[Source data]

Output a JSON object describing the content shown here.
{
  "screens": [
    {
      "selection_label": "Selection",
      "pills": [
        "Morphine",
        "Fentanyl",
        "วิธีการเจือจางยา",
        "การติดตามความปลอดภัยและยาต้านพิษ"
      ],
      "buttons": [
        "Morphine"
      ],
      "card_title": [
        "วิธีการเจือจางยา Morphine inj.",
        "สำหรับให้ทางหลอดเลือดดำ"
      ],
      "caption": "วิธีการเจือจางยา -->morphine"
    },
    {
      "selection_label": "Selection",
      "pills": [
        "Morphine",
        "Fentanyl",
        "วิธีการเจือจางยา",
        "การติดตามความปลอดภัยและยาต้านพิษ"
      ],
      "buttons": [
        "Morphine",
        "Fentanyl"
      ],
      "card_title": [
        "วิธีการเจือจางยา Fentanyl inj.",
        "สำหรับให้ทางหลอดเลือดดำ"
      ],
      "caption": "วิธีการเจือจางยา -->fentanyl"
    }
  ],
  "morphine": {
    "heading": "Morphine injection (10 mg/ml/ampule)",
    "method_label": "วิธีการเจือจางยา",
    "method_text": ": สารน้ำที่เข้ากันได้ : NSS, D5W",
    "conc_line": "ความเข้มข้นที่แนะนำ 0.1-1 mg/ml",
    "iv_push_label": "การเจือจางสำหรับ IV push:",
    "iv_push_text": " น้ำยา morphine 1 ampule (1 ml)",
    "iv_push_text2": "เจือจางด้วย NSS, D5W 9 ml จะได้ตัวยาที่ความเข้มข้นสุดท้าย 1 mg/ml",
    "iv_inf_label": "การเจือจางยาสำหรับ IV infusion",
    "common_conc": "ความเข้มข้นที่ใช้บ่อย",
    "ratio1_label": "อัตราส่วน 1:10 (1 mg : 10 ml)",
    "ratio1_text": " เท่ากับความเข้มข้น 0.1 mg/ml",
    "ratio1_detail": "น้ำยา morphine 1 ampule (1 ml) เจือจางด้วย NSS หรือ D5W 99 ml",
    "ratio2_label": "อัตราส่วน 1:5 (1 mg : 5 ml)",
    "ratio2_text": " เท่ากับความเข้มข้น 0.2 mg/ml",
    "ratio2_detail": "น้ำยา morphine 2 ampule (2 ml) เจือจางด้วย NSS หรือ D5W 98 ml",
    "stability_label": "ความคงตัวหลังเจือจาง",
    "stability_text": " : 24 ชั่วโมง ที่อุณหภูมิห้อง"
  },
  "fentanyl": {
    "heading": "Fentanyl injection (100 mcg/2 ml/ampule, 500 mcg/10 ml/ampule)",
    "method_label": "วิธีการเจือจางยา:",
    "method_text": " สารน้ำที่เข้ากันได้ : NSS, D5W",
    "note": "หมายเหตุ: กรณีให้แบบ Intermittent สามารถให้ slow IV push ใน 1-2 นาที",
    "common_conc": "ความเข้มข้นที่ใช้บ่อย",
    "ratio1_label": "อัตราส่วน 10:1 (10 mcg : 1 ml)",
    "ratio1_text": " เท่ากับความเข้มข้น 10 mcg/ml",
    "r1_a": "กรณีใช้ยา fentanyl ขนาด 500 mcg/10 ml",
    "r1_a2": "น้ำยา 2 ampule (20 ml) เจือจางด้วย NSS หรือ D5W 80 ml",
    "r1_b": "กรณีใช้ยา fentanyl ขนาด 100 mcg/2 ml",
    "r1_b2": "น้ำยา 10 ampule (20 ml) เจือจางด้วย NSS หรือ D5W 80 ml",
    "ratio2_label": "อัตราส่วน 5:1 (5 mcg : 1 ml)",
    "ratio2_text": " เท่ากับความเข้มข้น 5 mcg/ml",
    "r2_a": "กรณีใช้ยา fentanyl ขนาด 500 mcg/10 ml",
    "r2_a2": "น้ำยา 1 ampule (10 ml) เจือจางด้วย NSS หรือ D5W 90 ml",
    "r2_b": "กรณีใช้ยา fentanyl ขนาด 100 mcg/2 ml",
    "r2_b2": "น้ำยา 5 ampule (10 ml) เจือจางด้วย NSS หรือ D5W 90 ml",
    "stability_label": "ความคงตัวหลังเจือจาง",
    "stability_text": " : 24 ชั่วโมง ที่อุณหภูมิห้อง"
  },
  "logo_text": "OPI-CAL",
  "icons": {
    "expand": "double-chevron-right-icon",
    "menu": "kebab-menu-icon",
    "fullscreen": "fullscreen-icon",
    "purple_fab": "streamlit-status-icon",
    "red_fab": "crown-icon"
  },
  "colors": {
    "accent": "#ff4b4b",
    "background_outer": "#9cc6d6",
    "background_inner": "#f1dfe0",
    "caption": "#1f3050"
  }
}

_EXERCISE DESCRIPTION_:
Work through the records line by line and tally those holding "ขนาด". Reply with the number alone.

_THE COMPLETED TASK_:
4